## GOAL
Using the records below, report how many lines hold "JSON", with no extra text.

--- START EXCERPTED DATA ---

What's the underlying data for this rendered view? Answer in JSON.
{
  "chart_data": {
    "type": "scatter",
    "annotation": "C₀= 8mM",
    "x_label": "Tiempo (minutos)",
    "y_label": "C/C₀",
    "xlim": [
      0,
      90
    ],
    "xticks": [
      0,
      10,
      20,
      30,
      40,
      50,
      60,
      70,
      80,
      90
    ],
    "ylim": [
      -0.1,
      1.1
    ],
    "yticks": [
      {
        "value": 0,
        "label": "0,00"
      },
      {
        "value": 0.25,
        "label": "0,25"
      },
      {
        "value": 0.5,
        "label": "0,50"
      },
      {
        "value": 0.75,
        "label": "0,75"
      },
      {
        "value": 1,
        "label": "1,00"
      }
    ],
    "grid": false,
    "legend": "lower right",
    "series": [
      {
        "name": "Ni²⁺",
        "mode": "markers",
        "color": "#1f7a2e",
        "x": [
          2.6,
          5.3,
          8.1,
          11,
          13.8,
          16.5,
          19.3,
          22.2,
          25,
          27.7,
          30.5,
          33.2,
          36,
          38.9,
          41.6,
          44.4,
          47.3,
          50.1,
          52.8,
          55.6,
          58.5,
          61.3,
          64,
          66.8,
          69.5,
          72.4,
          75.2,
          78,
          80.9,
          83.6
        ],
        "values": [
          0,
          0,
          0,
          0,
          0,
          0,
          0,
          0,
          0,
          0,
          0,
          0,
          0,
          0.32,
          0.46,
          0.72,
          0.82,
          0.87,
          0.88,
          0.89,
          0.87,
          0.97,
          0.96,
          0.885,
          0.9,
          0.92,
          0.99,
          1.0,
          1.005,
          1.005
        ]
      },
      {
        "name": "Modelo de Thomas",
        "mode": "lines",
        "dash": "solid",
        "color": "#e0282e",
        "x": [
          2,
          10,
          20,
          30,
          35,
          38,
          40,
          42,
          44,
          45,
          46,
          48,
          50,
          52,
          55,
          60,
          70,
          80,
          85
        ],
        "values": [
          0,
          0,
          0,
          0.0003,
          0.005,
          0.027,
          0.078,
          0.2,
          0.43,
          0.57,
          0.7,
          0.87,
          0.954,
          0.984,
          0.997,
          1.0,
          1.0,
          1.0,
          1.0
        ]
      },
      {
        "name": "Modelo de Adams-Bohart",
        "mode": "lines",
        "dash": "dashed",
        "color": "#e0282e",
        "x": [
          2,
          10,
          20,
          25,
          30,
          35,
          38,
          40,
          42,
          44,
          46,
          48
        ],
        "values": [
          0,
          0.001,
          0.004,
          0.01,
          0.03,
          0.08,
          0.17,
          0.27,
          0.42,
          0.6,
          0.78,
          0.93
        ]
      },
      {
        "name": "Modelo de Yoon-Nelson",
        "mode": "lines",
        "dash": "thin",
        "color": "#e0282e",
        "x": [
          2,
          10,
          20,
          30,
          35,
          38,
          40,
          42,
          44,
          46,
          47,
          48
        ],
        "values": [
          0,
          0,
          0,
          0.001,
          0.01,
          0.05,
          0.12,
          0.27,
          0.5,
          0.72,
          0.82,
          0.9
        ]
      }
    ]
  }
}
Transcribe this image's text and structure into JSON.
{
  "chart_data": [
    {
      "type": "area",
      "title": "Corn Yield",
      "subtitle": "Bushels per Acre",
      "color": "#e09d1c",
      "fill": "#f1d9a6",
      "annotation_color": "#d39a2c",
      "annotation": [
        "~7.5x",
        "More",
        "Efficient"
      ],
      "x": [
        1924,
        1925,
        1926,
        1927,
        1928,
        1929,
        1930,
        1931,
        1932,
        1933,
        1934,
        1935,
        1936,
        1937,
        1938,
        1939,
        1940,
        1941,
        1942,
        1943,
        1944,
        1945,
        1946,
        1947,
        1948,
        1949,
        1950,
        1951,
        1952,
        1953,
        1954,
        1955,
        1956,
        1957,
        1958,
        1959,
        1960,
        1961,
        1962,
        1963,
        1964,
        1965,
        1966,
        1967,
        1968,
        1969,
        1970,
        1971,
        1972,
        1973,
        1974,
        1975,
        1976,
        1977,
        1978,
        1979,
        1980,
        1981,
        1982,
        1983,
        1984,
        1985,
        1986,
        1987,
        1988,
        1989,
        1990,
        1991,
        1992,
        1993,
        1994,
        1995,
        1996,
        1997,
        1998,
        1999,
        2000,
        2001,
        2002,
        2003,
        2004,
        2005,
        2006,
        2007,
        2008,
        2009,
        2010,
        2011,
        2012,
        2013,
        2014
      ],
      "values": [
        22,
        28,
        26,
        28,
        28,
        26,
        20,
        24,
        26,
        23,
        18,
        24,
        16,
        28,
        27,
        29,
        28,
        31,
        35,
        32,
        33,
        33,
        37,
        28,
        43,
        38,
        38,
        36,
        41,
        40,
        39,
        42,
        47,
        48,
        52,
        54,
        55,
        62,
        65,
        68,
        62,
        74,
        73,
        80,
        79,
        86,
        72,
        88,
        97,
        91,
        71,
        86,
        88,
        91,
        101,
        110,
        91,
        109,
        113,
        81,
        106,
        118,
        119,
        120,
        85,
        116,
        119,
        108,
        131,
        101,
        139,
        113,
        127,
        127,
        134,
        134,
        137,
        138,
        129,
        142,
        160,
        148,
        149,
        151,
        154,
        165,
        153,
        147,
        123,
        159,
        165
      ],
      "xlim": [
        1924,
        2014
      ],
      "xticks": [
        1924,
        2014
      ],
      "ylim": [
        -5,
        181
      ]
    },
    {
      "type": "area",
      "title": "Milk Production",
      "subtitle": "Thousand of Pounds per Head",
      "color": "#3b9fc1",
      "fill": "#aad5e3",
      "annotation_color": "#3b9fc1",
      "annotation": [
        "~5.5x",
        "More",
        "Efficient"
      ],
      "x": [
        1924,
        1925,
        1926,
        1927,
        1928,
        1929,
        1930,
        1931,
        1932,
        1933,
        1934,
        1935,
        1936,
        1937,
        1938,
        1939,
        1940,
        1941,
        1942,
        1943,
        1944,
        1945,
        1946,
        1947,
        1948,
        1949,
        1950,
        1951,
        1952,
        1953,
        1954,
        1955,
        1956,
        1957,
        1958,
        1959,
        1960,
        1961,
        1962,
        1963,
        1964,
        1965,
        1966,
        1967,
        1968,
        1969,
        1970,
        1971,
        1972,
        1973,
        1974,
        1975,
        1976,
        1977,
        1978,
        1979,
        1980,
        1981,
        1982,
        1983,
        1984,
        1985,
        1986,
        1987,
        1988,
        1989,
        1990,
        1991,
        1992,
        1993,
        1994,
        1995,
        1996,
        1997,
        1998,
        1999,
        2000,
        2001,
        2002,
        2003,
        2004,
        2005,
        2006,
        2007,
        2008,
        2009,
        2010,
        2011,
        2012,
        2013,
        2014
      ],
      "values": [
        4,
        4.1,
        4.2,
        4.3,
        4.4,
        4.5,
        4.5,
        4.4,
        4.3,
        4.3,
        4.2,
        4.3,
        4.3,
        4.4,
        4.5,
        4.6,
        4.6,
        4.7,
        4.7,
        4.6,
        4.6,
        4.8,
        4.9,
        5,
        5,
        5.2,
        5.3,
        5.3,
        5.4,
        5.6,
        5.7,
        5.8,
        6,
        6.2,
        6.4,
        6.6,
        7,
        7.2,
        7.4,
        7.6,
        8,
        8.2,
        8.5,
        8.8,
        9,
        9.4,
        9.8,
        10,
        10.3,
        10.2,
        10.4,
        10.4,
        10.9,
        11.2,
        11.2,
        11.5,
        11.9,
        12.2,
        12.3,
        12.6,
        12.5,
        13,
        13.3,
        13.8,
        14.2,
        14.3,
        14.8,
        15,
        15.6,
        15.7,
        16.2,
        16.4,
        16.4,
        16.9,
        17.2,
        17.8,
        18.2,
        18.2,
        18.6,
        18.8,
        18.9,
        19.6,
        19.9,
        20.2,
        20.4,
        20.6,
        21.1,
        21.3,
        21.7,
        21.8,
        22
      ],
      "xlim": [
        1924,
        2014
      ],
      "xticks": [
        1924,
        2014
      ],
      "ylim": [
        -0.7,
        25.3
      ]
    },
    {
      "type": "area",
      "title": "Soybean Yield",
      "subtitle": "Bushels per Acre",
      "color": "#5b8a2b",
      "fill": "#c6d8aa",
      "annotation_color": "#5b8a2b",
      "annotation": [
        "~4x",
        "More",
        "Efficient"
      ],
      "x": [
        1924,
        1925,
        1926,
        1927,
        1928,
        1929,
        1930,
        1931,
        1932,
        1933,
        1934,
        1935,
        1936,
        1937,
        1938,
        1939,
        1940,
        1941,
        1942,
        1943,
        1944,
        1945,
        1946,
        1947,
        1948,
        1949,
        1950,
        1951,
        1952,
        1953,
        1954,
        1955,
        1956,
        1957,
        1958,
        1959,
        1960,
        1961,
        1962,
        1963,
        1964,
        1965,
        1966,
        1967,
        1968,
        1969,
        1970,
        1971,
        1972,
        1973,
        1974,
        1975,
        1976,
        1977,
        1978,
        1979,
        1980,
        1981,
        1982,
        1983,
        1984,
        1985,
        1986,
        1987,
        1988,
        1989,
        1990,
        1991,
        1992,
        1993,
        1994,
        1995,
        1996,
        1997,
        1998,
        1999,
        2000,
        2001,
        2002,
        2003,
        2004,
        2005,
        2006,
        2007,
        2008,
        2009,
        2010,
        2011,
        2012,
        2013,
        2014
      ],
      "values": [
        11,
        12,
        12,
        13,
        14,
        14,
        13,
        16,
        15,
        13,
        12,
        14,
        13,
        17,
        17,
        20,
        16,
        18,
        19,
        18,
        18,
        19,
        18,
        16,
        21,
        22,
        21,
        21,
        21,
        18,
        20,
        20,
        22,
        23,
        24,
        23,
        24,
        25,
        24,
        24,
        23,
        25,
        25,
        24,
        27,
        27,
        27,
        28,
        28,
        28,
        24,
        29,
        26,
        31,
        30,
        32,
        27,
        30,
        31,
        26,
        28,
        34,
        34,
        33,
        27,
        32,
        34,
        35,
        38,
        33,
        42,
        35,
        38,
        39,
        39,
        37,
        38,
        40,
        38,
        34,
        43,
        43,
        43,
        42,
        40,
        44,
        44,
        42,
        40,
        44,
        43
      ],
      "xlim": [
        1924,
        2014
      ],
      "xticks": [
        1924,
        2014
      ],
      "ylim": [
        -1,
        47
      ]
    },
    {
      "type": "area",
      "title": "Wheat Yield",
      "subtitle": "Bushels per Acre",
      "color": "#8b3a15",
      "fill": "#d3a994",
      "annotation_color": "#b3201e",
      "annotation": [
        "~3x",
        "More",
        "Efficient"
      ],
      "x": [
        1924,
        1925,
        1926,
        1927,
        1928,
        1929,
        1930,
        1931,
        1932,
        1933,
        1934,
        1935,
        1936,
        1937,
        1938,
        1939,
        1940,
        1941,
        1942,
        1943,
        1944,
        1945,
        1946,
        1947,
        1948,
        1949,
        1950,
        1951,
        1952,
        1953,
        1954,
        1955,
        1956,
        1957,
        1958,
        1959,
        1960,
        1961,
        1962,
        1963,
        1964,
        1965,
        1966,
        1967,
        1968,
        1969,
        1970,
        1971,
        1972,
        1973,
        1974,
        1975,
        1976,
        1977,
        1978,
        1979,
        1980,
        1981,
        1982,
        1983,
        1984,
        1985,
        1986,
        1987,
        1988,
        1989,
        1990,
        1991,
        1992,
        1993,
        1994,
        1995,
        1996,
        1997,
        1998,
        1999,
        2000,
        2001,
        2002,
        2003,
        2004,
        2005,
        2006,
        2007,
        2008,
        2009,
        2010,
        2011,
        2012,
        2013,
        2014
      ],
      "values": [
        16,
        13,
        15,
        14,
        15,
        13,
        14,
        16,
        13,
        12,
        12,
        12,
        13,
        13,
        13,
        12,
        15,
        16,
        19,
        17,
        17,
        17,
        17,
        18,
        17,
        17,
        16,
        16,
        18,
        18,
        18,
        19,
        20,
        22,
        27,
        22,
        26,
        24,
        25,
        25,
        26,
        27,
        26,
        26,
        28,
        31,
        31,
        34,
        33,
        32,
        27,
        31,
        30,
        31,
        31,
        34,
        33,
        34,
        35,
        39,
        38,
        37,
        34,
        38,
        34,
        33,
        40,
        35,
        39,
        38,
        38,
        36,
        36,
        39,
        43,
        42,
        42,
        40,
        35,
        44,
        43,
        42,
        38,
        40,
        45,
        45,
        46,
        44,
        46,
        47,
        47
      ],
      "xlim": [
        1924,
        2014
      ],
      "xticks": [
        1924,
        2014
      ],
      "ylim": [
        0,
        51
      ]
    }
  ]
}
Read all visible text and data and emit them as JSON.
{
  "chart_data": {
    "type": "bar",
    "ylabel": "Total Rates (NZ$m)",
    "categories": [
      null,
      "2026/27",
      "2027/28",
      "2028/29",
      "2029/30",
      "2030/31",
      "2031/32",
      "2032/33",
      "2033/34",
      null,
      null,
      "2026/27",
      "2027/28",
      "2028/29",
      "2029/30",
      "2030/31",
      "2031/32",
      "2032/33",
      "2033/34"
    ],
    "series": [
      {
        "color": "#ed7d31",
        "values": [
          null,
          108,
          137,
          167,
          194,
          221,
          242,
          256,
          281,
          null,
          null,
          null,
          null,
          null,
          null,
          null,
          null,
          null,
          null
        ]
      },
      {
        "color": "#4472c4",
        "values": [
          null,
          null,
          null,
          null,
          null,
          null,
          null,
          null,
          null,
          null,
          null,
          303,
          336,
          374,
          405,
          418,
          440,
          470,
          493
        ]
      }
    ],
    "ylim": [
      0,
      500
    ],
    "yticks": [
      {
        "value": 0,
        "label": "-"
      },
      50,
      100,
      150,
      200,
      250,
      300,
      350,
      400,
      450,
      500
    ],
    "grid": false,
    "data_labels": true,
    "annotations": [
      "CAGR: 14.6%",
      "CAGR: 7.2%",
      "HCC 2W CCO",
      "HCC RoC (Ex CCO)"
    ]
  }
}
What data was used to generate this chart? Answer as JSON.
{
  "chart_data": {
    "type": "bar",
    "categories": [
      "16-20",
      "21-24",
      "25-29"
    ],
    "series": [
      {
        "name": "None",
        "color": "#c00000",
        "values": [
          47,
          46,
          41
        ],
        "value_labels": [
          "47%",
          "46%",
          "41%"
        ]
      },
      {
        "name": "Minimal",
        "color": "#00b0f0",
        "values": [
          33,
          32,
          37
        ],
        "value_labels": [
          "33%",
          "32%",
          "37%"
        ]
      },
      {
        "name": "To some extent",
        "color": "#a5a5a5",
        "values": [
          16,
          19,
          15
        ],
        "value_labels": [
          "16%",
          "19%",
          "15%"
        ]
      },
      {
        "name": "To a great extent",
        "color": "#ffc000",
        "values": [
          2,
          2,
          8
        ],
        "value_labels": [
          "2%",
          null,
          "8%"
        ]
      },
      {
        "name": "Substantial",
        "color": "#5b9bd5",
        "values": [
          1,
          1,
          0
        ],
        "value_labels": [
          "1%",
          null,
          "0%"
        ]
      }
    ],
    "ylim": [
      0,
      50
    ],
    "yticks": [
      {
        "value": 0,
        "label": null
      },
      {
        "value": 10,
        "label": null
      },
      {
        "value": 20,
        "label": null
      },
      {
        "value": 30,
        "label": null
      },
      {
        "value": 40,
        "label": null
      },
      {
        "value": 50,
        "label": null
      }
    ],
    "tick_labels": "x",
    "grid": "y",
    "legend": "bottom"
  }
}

--- END EXCERPTED DATA ---

## WORKED SOLUTION
4